> _EXERCISE DESCRIPTION_
Find all the lines with "your" and gather them.

> _DATA FOR THIS EXERCISE_
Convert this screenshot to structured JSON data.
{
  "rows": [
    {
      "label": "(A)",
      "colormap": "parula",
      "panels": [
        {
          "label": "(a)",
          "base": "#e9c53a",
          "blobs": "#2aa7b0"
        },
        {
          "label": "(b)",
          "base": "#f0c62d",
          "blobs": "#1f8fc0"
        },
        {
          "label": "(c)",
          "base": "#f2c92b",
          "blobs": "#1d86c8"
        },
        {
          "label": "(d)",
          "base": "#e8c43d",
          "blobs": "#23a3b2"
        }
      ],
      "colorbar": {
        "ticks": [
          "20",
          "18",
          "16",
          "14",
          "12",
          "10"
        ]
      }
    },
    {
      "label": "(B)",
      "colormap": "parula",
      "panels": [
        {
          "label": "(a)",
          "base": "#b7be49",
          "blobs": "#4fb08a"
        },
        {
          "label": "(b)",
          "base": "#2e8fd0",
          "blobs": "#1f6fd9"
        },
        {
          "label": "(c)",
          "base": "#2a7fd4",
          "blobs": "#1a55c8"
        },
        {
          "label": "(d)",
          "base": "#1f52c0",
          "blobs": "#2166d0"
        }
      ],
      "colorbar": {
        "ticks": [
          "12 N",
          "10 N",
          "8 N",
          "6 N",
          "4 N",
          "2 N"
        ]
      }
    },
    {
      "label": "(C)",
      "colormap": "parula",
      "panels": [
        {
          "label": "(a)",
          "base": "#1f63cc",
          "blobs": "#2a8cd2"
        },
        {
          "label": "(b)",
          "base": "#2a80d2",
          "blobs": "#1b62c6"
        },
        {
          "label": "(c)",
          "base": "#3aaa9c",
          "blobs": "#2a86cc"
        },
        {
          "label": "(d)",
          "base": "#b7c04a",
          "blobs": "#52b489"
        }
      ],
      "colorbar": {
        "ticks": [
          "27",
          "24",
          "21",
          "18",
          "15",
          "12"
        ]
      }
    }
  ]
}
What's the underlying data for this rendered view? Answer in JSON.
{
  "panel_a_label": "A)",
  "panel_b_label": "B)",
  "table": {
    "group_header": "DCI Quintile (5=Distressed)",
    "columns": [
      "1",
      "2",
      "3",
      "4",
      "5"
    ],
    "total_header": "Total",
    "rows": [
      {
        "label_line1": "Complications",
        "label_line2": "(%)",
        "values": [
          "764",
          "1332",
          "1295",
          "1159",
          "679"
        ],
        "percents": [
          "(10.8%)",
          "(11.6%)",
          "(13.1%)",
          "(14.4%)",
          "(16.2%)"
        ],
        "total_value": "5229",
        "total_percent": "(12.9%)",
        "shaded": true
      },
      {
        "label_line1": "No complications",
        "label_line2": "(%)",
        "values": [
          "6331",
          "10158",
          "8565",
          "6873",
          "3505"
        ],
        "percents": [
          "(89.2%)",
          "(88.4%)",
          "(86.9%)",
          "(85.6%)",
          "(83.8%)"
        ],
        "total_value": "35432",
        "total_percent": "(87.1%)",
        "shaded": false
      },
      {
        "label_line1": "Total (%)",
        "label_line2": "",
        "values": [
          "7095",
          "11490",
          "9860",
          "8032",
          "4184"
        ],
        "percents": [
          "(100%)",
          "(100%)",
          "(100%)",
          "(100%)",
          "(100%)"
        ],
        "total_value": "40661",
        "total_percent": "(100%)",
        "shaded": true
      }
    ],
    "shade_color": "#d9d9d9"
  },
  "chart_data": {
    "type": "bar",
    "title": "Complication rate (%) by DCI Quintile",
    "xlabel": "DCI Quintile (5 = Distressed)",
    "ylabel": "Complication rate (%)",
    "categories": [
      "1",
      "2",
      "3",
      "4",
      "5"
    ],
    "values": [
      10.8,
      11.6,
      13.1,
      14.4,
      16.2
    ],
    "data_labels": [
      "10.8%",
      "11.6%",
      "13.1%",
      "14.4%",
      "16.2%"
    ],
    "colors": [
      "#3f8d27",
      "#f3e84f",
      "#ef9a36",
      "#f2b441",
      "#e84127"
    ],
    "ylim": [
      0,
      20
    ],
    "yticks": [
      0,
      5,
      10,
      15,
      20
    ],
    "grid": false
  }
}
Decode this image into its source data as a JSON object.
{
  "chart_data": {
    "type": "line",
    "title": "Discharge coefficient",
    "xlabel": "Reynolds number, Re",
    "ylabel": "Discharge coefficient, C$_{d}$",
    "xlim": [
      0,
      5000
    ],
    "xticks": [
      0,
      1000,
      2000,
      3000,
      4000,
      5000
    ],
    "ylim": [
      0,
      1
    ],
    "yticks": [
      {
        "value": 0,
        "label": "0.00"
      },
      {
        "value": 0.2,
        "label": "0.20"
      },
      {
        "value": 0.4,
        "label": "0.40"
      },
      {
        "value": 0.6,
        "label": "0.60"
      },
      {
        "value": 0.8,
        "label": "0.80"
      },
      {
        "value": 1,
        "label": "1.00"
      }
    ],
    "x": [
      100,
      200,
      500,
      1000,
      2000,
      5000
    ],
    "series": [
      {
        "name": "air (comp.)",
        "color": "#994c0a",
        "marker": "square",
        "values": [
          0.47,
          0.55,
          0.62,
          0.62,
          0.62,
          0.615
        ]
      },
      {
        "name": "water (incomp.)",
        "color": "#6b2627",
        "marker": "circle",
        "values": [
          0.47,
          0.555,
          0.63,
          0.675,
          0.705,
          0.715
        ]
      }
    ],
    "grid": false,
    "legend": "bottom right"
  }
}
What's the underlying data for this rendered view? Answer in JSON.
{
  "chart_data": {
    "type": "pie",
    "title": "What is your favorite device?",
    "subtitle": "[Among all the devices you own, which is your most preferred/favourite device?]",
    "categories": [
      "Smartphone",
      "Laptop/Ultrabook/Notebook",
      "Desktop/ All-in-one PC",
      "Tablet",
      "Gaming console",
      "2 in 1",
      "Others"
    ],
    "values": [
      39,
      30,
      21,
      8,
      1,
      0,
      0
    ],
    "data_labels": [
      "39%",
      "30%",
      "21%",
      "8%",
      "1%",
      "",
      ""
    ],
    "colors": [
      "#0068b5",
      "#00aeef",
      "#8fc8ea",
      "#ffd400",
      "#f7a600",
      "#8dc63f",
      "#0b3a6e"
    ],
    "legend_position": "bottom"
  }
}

> _TASK ANSWER_
    "title": "What is your favorite device?",
    "subtitle": "[Among all the devices you own, which is your most preferred/favourite device?]",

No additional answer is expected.